▶ [TASK TO CARRY OUT]
Return all lines where the word "text" can be found.

Excerpt from a dataset:
<<<<

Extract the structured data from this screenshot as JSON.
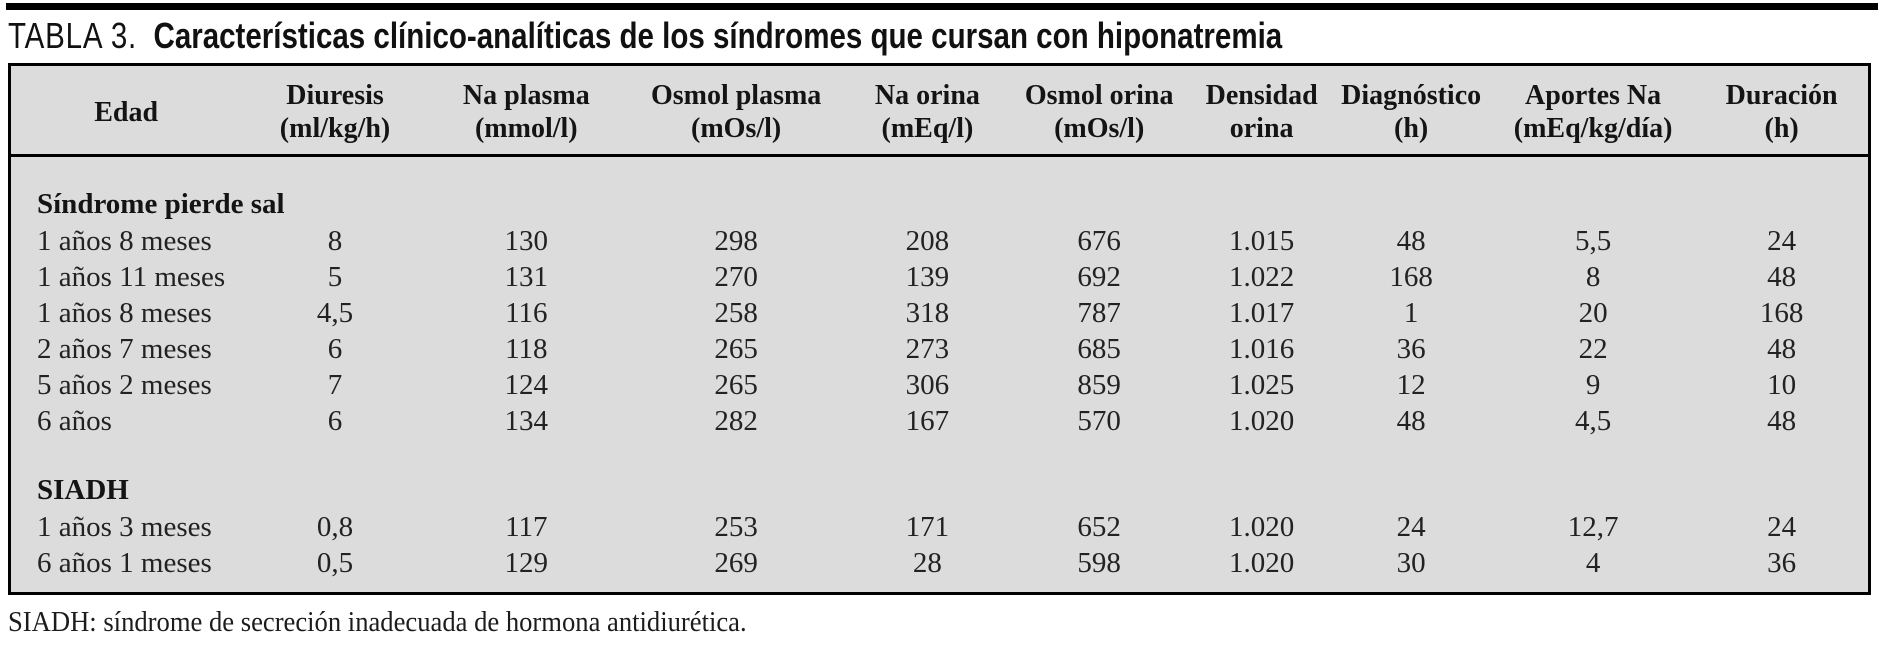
{
  "title": {
    "label": "TABLA 3.",
    "text": "Características clínico-analíticas de los síndromes que cursan con hiponatremia"
  },
  "table": {
    "columns": [
      {
        "key": "edad",
        "line1": "Edad",
        "line2": ""
      },
      {
        "key": "diuresis",
        "line1": "Diuresis",
        "line2": "(ml/kg/h)"
      },
      {
        "key": "na-plasma",
        "line1": "Na plasma",
        "line2": "(mmol/l)"
      },
      {
        "key": "osmol-plasma",
        "line1": "Osmol plasma",
        "line2": "(mOs/l)"
      },
      {
        "key": "na-orina",
        "line1": "Na orina",
        "line2": "(mEq/l)"
      },
      {
        "key": "osmol-orina",
        "line1": "Osmol orina",
        "line2": "(mOs/l)"
      },
      {
        "key": "densidad-orina",
        "line1": "Densidad",
        "line2": "orina"
      },
      {
        "key": "diagnostico",
        "line1": "Diagnóstico",
        "line2": "(h)"
      },
      {
        "key": "aportes-na",
        "line1": "Aportes Na",
        "line2": "(mEq/kg/día)"
      },
      {
        "key": "duracion",
        "line1": "Duración",
        "line2": "(h)"
      }
    ],
    "groups": [
      {
        "name": "Síndrome pierde sal",
        "rows": [
          [
            "1 años 8 meses",
            "8",
            "130",
            "298",
            "208",
            "676",
            "1.015",
            "48",
            "5,5",
            "24"
          ],
          [
            "1 años 11 meses",
            "5",
            "131",
            "270",
            "139",
            "692",
            "1.022",
            "168",
            "8",
            "48"
          ],
          [
            "1 años 8 meses",
            "4,5",
            "116",
            "258",
            "318",
            "787",
            "1.017",
            "1",
            "20",
            "168"
          ],
          [
            "2 años 7 meses",
            "6",
            "118",
            "265",
            "273",
            "685",
            "1.016",
            "36",
            "22",
            "48"
          ],
          [
            "5 años 2 meses",
            "7",
            "124",
            "265",
            "306",
            "859",
            "1.025",
            "12",
            "9",
            "10"
          ],
          [
            "6 años",
            "6",
            "134",
            "282",
            "167",
            "570",
            "1.020",
            "48",
            "4,5",
            "48"
          ]
        ]
      },
      {
        "name": "SIADH",
        "rows": [
          [
            "1 años 3 meses",
            "0,8",
            "117",
            "253",
            "171",
            "652",
            "1.020",
            "24",
            "12,7",
            "24"
          ],
          [
            "6 años 1 meses",
            "0,5",
            "129",
            "269",
            "28",
            "598",
            "1.020",
            "30",
            "4",
            "36"
          ]
        ]
      }
    ],
    "column_widths_pct": [
      12.4,
      10.1,
      10.5,
      12.1,
      8.5,
      10.0,
      7.5,
      8.6,
      11.0,
      9.3
    ]
  },
  "footnote": "SIADH: síndrome de secreción inadecuada de hormona antidiurética.",
  "colors": {
    "table_bg": "#dcdcdc",
    "rule": "#000000",
    "text": "#1c1c1c"
  }
}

>>>>

▶ [RESULT OF THE TASK]
    "text": "Características clínico-analíticas de los síndromes que cursan con hiponatremia"
    "text": "#1c1c1c"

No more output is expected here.